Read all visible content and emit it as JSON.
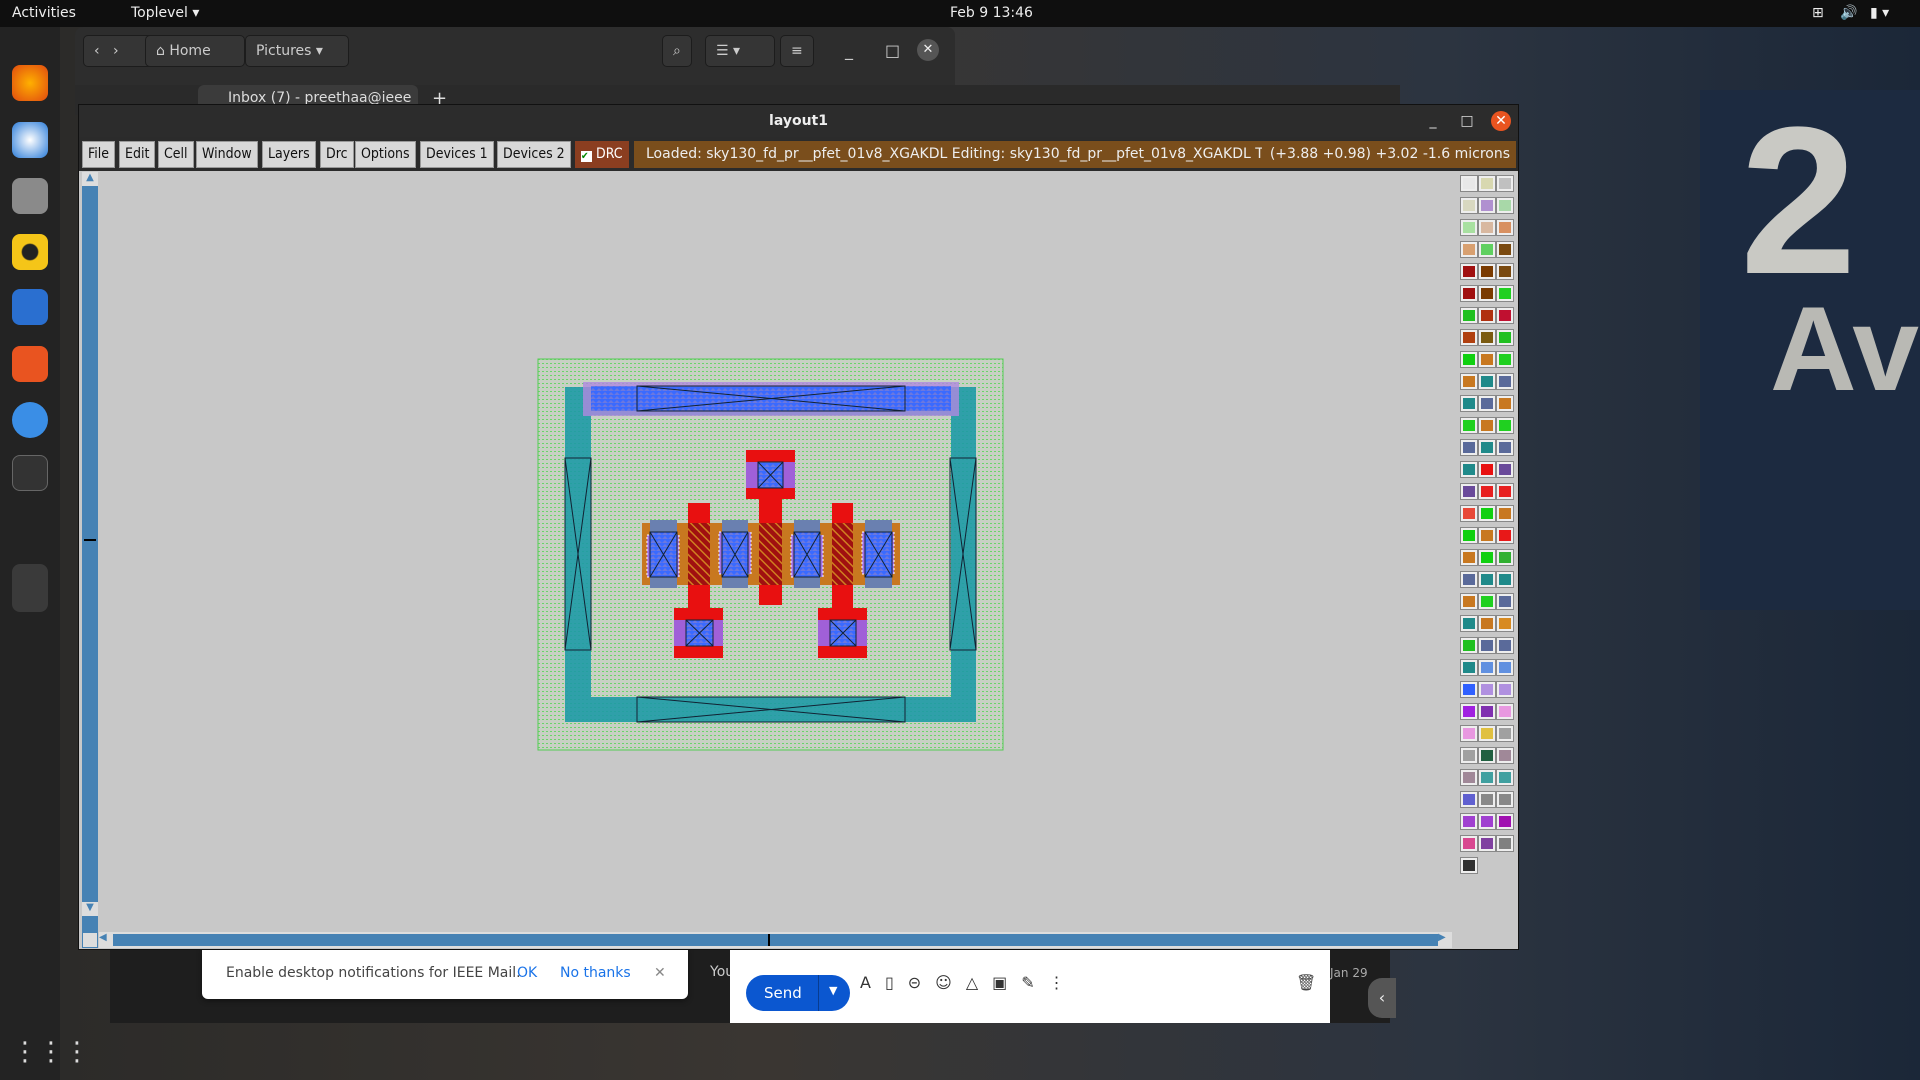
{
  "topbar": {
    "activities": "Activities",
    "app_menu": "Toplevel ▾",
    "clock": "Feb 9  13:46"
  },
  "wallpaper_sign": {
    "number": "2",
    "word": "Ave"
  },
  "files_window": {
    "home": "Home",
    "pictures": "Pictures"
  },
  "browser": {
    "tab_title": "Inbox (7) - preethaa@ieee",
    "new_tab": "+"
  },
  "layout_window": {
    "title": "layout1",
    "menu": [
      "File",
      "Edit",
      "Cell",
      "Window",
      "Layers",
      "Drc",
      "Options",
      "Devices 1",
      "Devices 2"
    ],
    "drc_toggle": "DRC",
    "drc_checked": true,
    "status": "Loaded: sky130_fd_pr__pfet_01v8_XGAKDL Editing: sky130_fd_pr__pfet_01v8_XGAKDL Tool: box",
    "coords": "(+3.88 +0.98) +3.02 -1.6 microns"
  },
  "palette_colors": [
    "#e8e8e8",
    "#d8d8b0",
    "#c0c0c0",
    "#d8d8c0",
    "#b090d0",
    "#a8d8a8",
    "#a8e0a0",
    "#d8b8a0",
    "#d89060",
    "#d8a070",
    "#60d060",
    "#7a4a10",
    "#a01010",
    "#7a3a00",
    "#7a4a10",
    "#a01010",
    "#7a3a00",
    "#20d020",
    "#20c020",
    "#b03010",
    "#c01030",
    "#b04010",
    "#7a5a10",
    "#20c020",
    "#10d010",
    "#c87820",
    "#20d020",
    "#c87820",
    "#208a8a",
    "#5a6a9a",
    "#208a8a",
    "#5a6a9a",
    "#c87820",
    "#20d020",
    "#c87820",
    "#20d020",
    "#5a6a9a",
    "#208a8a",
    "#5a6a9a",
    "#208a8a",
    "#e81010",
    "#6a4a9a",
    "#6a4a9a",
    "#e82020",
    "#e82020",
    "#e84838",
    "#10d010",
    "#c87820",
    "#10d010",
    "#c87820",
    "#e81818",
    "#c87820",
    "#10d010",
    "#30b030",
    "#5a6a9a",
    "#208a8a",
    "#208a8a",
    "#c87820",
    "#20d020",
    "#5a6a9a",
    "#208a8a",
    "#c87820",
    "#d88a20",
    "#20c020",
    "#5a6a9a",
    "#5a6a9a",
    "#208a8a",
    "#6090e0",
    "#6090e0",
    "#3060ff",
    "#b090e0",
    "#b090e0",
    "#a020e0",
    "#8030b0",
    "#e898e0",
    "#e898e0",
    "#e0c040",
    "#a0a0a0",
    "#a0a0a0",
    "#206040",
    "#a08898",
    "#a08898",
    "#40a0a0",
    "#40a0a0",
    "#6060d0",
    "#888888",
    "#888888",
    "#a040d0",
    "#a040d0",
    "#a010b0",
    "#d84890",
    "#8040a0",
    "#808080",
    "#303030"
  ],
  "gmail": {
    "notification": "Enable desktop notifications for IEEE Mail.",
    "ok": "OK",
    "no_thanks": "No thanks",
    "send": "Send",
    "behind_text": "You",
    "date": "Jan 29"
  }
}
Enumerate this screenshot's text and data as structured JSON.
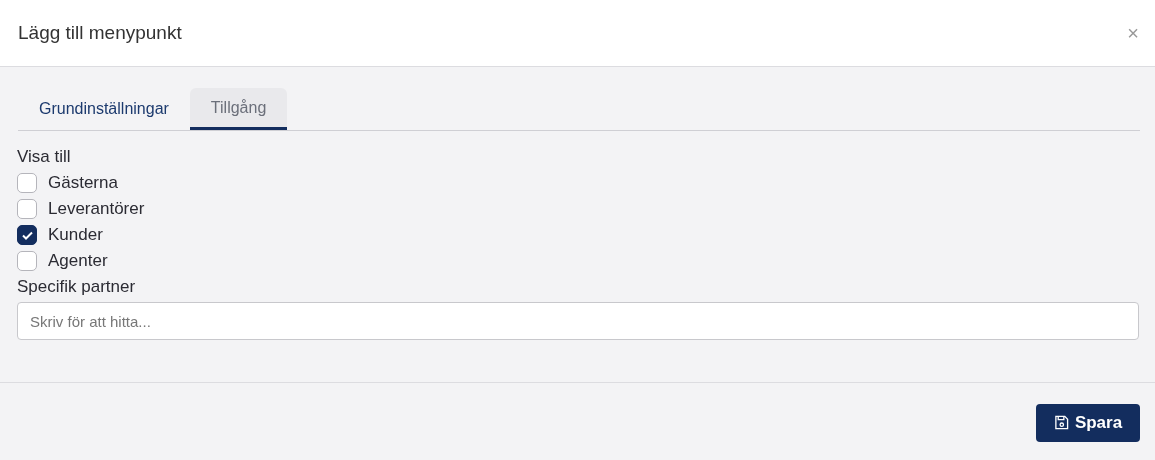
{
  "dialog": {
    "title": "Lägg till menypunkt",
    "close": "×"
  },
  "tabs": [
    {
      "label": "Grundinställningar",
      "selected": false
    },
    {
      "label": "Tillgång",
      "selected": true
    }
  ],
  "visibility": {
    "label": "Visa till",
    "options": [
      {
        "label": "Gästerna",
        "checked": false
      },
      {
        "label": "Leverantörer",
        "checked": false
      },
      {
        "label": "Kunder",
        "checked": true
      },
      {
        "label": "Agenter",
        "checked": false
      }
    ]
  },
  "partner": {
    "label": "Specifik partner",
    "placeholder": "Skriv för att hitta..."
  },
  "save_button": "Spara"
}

==

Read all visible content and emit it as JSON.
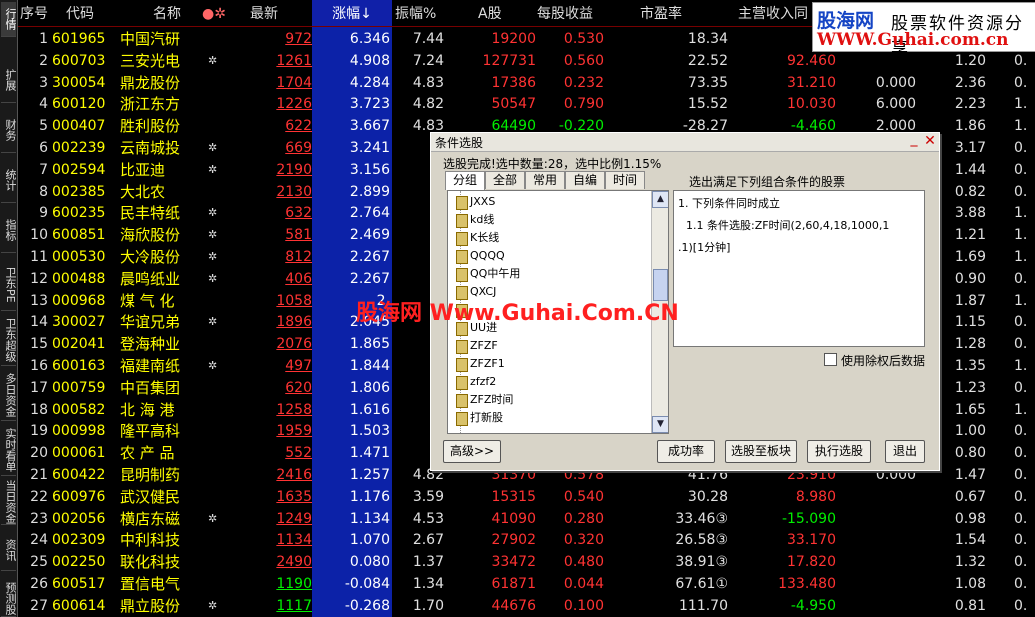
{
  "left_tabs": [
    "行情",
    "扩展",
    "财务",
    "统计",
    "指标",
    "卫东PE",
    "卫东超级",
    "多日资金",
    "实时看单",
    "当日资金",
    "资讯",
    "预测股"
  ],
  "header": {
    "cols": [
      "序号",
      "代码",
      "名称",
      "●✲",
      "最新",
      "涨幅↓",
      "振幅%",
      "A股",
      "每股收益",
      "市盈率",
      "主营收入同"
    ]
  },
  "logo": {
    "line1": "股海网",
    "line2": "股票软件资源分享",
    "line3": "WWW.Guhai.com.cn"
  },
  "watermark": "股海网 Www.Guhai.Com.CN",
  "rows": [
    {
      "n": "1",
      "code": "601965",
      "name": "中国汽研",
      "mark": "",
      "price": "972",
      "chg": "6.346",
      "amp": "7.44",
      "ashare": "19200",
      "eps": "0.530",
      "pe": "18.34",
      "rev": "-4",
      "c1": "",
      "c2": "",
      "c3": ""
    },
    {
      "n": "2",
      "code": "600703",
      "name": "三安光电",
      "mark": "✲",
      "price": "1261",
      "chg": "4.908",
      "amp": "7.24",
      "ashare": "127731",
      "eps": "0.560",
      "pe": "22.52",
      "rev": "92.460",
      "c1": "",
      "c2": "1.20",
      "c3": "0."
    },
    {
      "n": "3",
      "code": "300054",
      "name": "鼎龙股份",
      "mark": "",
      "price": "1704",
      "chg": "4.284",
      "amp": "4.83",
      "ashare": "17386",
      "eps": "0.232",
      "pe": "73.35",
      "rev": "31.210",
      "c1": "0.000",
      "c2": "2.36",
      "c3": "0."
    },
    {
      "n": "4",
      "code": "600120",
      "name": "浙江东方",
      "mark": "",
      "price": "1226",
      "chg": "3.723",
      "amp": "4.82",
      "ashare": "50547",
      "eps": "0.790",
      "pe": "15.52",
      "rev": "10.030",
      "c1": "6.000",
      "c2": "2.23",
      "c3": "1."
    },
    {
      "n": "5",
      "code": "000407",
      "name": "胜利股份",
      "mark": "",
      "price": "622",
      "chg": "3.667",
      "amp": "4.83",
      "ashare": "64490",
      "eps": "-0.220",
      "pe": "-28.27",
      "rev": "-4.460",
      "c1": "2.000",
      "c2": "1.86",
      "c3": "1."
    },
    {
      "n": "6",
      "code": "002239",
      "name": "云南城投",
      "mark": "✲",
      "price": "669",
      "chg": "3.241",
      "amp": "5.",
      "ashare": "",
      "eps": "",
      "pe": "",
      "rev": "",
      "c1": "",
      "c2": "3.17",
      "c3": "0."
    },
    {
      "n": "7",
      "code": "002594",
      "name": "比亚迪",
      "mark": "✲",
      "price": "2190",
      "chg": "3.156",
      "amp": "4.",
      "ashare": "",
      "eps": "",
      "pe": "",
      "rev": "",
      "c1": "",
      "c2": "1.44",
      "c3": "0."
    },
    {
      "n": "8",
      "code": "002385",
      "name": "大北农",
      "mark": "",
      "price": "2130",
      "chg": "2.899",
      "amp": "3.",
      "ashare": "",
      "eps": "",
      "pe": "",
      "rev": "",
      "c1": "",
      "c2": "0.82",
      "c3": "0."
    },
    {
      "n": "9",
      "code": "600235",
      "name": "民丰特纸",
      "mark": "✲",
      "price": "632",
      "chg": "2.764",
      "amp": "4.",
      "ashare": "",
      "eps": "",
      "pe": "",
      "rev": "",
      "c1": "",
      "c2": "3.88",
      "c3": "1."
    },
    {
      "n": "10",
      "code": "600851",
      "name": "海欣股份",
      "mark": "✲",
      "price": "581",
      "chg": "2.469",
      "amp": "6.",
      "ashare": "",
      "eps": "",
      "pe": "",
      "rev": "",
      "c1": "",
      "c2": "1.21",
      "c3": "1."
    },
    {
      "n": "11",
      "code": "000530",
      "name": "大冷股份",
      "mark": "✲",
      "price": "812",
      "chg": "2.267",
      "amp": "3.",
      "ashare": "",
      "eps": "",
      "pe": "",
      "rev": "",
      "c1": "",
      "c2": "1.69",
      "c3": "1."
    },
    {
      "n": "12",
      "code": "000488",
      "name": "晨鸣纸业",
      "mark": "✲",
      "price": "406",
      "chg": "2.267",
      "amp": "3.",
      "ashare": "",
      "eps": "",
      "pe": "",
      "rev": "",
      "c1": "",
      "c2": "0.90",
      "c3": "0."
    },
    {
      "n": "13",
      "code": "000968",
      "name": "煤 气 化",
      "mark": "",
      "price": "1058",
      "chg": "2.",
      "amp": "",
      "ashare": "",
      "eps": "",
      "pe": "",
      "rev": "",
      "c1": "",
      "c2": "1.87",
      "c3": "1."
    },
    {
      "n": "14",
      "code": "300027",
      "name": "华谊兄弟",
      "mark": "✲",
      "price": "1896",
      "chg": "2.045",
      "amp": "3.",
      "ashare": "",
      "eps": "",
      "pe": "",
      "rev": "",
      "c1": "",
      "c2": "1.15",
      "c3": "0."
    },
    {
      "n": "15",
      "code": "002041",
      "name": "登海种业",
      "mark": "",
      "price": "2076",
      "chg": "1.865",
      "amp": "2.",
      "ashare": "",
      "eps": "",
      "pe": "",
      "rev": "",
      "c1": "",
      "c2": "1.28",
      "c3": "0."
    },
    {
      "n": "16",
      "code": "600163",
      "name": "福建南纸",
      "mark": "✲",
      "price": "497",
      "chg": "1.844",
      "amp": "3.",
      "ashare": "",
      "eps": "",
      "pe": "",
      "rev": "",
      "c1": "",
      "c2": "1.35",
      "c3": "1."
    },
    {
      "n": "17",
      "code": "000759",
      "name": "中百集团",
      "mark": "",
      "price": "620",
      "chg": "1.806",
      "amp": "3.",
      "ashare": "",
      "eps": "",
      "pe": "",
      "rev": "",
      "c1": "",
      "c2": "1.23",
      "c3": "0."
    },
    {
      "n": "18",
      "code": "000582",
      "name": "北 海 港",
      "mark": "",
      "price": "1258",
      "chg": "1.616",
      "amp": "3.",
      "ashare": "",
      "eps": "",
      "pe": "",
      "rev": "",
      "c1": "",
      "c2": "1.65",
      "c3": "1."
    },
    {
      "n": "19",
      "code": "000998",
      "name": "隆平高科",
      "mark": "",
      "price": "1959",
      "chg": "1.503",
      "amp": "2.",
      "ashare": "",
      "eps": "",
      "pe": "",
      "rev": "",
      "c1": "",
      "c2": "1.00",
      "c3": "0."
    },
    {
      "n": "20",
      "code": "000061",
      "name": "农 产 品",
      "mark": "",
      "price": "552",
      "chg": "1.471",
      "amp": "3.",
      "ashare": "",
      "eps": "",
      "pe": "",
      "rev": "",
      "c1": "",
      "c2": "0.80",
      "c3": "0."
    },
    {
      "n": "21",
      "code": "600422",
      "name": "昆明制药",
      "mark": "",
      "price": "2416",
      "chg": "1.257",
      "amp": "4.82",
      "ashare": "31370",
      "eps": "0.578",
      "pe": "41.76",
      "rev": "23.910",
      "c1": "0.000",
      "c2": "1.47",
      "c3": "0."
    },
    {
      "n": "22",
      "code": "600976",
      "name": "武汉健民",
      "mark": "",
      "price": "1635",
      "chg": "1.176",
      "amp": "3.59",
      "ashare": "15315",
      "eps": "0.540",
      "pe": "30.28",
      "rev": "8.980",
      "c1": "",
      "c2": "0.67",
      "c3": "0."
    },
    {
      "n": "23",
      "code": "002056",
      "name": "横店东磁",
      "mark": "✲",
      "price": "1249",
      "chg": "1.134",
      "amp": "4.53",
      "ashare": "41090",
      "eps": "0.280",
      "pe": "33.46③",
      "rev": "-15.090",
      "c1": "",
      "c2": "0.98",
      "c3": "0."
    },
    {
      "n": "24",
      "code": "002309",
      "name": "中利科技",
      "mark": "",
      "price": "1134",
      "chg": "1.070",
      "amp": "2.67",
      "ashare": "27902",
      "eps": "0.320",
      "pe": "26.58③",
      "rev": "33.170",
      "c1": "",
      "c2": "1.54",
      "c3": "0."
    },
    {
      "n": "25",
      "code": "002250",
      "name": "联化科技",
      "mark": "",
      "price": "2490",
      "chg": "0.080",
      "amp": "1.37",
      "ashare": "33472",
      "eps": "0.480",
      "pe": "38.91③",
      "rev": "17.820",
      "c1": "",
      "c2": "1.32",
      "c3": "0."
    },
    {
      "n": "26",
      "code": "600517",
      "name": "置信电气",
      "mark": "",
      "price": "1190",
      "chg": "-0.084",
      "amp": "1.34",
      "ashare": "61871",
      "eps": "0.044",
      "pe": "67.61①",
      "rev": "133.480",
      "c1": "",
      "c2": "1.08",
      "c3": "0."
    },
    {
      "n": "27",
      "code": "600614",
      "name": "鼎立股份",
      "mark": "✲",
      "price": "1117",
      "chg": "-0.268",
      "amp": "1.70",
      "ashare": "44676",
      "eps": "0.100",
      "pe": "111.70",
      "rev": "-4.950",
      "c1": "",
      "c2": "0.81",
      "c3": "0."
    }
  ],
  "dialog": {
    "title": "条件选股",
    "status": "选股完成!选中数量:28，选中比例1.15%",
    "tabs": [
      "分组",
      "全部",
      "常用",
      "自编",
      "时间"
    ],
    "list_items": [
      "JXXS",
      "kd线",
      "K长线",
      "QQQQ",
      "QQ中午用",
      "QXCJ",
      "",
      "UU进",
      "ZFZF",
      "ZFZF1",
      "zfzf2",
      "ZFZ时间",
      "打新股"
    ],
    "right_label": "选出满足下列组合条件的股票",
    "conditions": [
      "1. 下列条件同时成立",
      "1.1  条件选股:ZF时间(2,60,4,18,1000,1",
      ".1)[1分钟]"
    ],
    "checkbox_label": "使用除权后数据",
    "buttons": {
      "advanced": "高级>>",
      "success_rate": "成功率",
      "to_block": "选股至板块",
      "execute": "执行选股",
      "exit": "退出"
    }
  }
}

Work to be completed => Say how many lines of the data hold the string "Guhai". Reply with the number alone.

Task result => 2